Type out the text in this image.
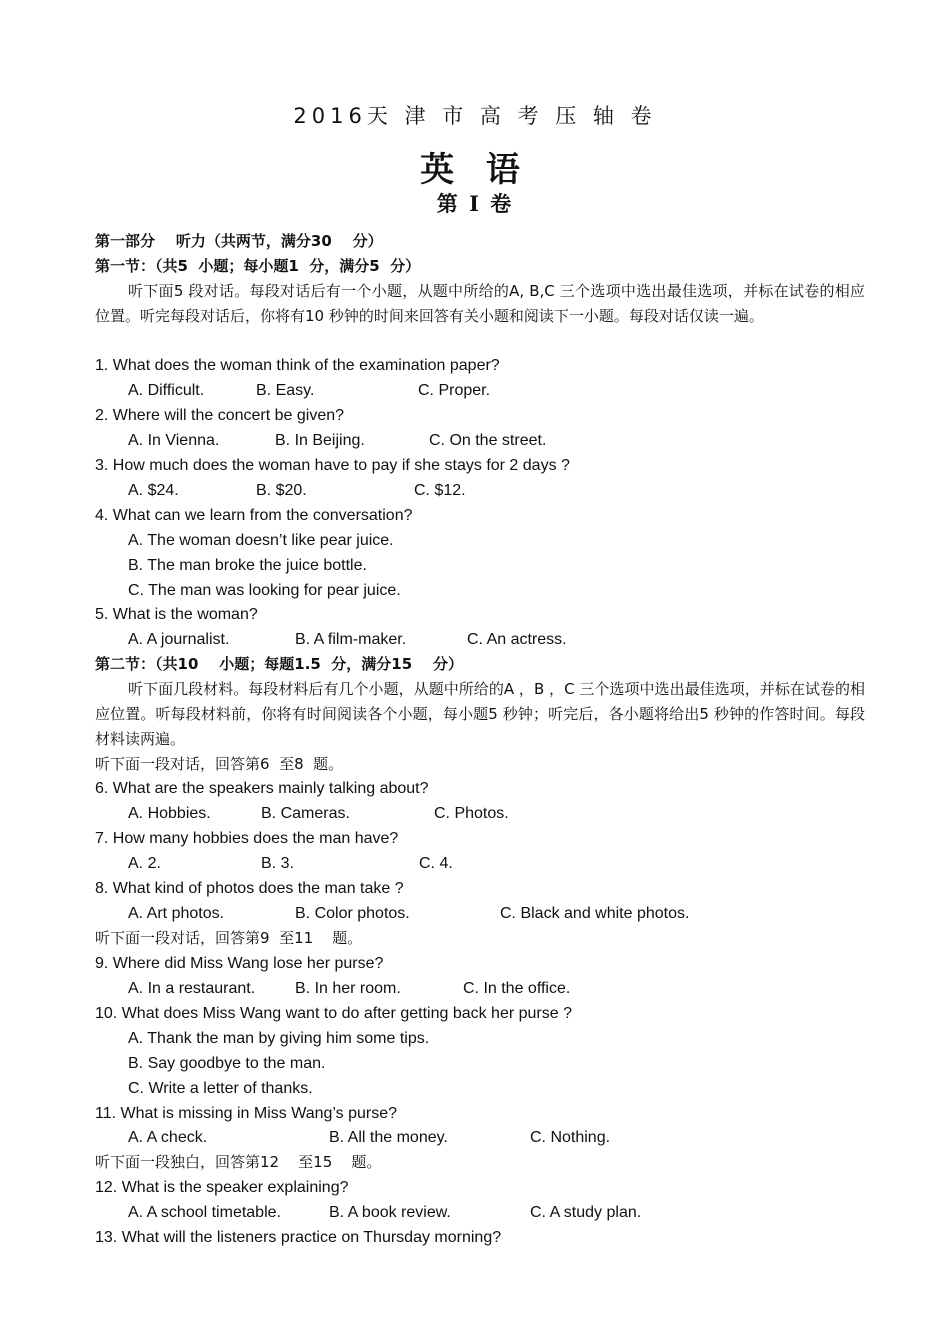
2016天 津 市 高 考 压 轴 卷
英 语
第 I 卷
第一部分    听力（共两节，满分30    分）
第一节：（共5  小题；每小题1  分，满分5  分）
听下面5 段对话。每段对话后有一个小题，从题中所给的A, B,C 三个选项中选出最佳选项，并标在试卷的相应位置。听完每段对话后，你将有10 秒钟的时间来回答有关小题和阅读下一小题。每段对话仅读一遍。
1. What does the woman think of the examination paper?
A. Difficult.	B. Easy.	C. Proper.
2. Where will the concert be given?
A. In Vienna.	B. In Beijing.	C. On the street.
3. How much does the woman have to pay if she stays for 2 days ?
A. $24.	B. $20.	C. $12.
4. What can we learn from the conversation?
A. The woman doesn’t like pear juice.
B. The man broke the juice bottle.
C. The man was looking for pear juice.
5. What is the woman?
A. A journalist.	B. A film-maker.	C. An actress.
第二节：（共10    小题；每题1.5  分，满分15    分）
听下面几段材料。每段材料后有几个小题，从题中所给的A ，B ，C 三个选项中选出最佳选项，并标在试卷的相应位置。听每段材料前，你将有时间阅读各个小题，每小题5 秒钟；听完后，各小题将给出5 秒钟的作答时间。每段材料读两遍。
听下面一段对话，回答第6  至8  题。
6. What are the speakers mainly talking about?
A. Hobbies.	B. Cameras.	C. Photos.
7. How many hobbies does the man have?
A. 2.	B. 3.	C. 4.
8. What kind of photos does the man take ?
A. Art photos.	B. Color photos.	C. Black and white photos.
听下面一段对话，回答第9  至11    题。
9. Where did Miss Wang lose her purse?
A. In a restaurant. B. In her room.	C. In the office.
10. What does Miss Wang want to do after getting back her purse ?
A. Thank the man by giving him some tips.
B. Say goodbye to the man.
C. Write a letter of thanks.
11. What is missing in Miss Wang’s purse?
A. A check.	B. All the money.	C. Nothing.
听下面一段独白，回答第12    至15    题。
12. What is the speaker explaining?
A. A school timetable.	B. A book review.	C. A study plan.
13. What will the listeners practice on Thursday morning?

* [TASK STATEMENT]: Verbatim reproduction of every record is required; images are left out.

* [TASK SOLUTION]:
Type out the text in this image.
2016天 津 市 高 考 压 轴 卷
英 语
第 I 卷
第一部分    听力（共两节，满分30    分）
第一节：（共5  小题；每小题1  分，满分5  分）
听下面5 段对话。每段对话后有一个小题，从题中所给的A, B,C 三个选项中选出最佳选项，并标在试卷的相应位置。听完每段对话后，你将有10 秒钟的时间来回答有关小题和阅读下一小题。每段对话仅读一遍。
1. What does the woman think of the examination paper?
A. Difficult.	B. Easy.	C. Proper.
2. Where will the concert be given?
A. In Vienna.	B. In Beijing.	C. On the street.
3. How much does the woman have to pay if she stays for 2 days ?
A. $24.	B. $20.	C. $12.
4. What can we learn from the conversation?
A. The woman doesn’t like pear juice.
B. The man broke the juice bottle.
C. The man was looking for pear juice.
5. What is the woman?
A. A journalist.	B. A film-maker.	C. An actress.
第二节：（共10    小题；每题1.5  分，满分15    分）
听下面几段材料。每段材料后有几个小题，从题中所给的A ，B ，C 三个选项中选出最佳选项，并标在试卷的相应位置。听每段材料前，你将有时间阅读各个小题，每小题5 秒钟；听完后，各小题将给出5 秒钟的作答时间。每段材料读两遍。
听下面一段对话，回答第6  至8  题。
6. What are the speakers mainly talking about?
A. Hobbies.	B. Cameras.	C. Photos.
7. How many hobbies does the man have?
A. 2.	B. 3.	C. 4.
8. What kind of photos does the man take ?
A. Art photos.	B. Color photos.	C. Black and white photos.
听下面一段对话，回答第9  至11    题。
9. Where did Miss Wang lose her purse?
A. In a restaurant. B. In her room.	C. In the office.
10. What does Miss Wang want to do after getting back her purse ?
A. Thank the man by giving him some tips.
B. Say goodbye to the man.
C. Write a letter of thanks.
11. What is missing in Miss Wang’s purse?
A. A check.	B. All the money.	C. Nothing.
听下面一段独白，回答第12    至15    题。
12. What is the speaker explaining?
A. A school timetable.	B. A book review.	C. A study plan.
13. What will the listeners practice on Thursday morning?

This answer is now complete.